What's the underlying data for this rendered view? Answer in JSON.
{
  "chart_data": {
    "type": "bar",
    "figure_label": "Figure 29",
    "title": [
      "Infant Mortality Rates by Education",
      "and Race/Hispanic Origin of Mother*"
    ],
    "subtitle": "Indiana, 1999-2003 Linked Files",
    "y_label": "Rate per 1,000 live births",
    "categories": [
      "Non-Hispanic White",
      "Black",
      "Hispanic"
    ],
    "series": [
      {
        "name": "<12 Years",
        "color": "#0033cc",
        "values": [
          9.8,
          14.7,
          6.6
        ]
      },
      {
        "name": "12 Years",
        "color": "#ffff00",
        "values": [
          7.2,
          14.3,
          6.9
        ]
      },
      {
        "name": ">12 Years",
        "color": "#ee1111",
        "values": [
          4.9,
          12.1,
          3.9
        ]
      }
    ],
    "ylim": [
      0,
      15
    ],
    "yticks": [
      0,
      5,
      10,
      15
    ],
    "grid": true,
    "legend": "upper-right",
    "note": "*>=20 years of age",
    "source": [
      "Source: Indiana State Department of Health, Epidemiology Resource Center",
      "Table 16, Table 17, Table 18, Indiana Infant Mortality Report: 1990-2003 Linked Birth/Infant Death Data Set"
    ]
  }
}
☆ ☆ ☆
Work to complete: From the listing above, pick out each line where the word "Infant" appears.

Result of the task:
      "Infant Mortality Rates by Education",
      "Table 16, Table 17, Table 18, Indiana Infant Mortality Report: 1990-2003 Linked Birth/Infant Death Data Set"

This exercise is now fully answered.